• **TEXT SECTION**
It was not always thus. As recently as the late eighties, there was a separate smoking room in the Freshman Union, the predecessor to Annenberg. Can you imagine? An annex of the freshman dining hall only for smokers? You must be joking, you say dismissively. But I am not joking. I am merely relating historical fact. We are students in a health-conscious age in which students are more likely to unroll a yoga mat than to roll a cigarette. “Smoking is a disgusting habit,” said one student who asked to remain anonymous. “Harvard students should know better.” And so they do. Most smokers in the world, not to mention smokers at Harvard, are aware of the seriously detrimental effects of the habit. So, to smoke in college, I would argue, is a decision to disregard the prudent advice of parents, doctors, and friends and to take some sort of social stand.
This is an oversimplification, of course. Harvard students smoke for a number of reasons. Some students I spoke to adopted the habit from their parents. Others picked it up while studying abroad in Europe, where the vice is so much more common and really not considered a vice, after all. The “artsy,” so often the target of this column, smoke because they associate the behaviour with the kinds of people they aspire to be—intellectuals, actors, painters, and the like.
Condemning the habit is easy but lays one open to hypocrisy. The student quoted above supports the plan to make Harvard’s campus smoke free. She is a resident of Kirkland House, and her ground-floor window opens onto the single sliver of pavement that Kirkland smokers now use in the absence of the aforementioned table. She asked for anonymity, however, because she confided that those smokers outside her window are her friends, and she does not want to offend them. Her respect for their feelings is touching, but it does not seem to influence her support of a policy that would make it impossible for them to smoke.
I am against the smoke-free Harvard policy, not because I think smoking is cool, but rather because I think the policy is profoundly inconsistent and even hypocritical. Smoking used to be an integral part of being at college and even to being a Harvard student. The Freshman Union’s smoking room is a testament to that fact. Moreover, the ongoing archaeological dig in the Yard has unearthed countless antique tobacco pipe stems. Even when it was officially banned from campus during Harvard’s Puritan era, smoking was still a common habit among students. Perhaps those among us who choose to light up are simply upholding a centuries-old tradition.
Drinking has always been an integral part of being a college student, and yet the University seems to have no problem with this activity—its amnesty policy demonstrates an institutional acknowledgment that students are prone to drink—actually, to drink quite a lot. Drinking to excess is arguably as harmful to one’s health as smoking. And yet, while the college does try to prevent underage drinking, its alcohol policy is relatively lenient. Can you imagine if Harvard announced plans to become an alcohol-free campus? There would be outrage, uproar, and chaos. Just as drinking defines many Harvard students’ social interactions, so smoking, too, is important to some students’ self-identification. Yes, it’s bad for you. But drinking isn’t great either. People still do it, and trying to change that is as futile as trying to light a cigarette in a strong headwind.

• **DATA EXCERPTS**
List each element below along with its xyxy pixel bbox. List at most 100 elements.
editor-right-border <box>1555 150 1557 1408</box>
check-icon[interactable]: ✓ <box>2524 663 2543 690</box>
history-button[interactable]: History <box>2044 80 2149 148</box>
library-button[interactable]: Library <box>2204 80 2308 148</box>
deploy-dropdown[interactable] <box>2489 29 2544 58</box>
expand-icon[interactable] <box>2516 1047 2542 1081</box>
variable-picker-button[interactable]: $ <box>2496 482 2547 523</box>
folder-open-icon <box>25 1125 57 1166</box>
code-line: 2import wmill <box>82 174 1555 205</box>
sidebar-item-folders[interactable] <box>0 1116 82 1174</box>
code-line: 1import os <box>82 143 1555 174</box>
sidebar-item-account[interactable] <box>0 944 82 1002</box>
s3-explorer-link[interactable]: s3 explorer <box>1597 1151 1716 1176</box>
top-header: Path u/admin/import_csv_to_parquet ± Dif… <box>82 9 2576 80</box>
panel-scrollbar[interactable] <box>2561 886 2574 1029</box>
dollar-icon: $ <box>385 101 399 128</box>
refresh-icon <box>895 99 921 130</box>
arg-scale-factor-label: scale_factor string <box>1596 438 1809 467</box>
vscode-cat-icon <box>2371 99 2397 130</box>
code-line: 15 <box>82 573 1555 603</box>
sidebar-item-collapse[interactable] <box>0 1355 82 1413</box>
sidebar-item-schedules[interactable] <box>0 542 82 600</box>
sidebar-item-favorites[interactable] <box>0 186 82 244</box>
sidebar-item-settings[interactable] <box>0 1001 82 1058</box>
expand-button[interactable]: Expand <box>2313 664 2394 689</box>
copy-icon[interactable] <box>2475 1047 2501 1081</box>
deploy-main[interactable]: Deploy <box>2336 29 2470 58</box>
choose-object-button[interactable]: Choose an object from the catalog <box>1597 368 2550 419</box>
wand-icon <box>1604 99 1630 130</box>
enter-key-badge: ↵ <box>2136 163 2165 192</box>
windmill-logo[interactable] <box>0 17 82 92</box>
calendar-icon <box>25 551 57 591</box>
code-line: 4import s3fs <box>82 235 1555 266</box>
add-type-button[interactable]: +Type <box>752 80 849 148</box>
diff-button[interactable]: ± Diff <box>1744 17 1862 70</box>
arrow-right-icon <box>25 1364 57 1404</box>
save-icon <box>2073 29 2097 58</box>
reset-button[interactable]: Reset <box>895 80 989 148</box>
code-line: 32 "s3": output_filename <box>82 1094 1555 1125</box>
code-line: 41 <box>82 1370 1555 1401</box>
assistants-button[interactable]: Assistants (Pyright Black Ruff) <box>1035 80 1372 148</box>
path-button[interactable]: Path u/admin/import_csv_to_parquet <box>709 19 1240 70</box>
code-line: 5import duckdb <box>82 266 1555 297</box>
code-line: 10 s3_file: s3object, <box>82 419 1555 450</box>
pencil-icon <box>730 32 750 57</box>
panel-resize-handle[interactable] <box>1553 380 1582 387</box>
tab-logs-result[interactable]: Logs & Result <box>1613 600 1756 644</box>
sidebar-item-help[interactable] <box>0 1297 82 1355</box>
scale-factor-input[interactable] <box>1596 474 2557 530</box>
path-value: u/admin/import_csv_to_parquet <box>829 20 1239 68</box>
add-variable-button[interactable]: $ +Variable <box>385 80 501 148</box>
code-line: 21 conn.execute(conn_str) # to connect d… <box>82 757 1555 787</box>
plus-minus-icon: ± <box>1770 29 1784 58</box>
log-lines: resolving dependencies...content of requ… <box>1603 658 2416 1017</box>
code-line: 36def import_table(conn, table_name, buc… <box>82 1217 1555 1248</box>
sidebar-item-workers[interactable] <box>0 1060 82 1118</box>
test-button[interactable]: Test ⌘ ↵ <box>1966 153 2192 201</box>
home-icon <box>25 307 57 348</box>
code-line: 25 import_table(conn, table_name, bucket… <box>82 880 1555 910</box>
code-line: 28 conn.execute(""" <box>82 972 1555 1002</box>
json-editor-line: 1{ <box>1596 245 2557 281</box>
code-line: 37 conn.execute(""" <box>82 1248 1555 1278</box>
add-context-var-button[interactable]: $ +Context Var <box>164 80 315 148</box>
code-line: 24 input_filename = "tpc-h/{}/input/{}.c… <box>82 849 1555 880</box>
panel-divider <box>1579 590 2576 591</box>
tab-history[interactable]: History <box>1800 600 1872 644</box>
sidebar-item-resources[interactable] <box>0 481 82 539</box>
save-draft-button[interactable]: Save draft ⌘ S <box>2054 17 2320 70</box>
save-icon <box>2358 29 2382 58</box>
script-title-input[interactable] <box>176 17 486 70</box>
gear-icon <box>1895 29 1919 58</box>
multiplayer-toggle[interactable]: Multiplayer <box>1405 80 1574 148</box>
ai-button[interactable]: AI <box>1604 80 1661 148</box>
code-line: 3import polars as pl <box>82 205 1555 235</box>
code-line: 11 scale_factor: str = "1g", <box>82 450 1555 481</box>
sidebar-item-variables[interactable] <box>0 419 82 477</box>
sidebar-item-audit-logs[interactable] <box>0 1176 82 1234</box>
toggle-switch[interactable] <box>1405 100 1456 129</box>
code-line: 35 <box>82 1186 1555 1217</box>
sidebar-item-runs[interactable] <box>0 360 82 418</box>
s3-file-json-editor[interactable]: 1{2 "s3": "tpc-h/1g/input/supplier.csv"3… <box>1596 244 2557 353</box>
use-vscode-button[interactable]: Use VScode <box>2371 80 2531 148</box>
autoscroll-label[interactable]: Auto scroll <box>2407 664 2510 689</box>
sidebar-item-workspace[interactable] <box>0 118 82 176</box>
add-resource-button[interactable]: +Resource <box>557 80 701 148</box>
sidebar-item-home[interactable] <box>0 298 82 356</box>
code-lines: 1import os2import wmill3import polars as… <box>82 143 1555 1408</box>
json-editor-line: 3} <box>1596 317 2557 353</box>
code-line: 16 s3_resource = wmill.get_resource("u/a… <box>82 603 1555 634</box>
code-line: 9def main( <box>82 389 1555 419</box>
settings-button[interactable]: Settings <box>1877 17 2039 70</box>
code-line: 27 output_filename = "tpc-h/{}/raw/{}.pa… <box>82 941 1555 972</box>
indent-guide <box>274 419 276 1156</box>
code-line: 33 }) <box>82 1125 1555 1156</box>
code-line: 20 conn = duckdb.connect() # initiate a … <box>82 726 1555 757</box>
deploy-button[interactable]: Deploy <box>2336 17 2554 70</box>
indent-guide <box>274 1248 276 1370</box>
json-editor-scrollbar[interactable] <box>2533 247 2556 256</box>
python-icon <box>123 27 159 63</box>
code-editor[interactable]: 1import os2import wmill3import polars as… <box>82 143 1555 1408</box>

• **PROBLEM TO SOLVE**
Render into Spanish the following sentence from the text on smoking at Harvard: "Drinking to excess is arguably as harmful to one's health as smoking."

• **RESPONSE AREA**
Beber en exceso es, posiblemente, tan perjudicial para la salud como fumar.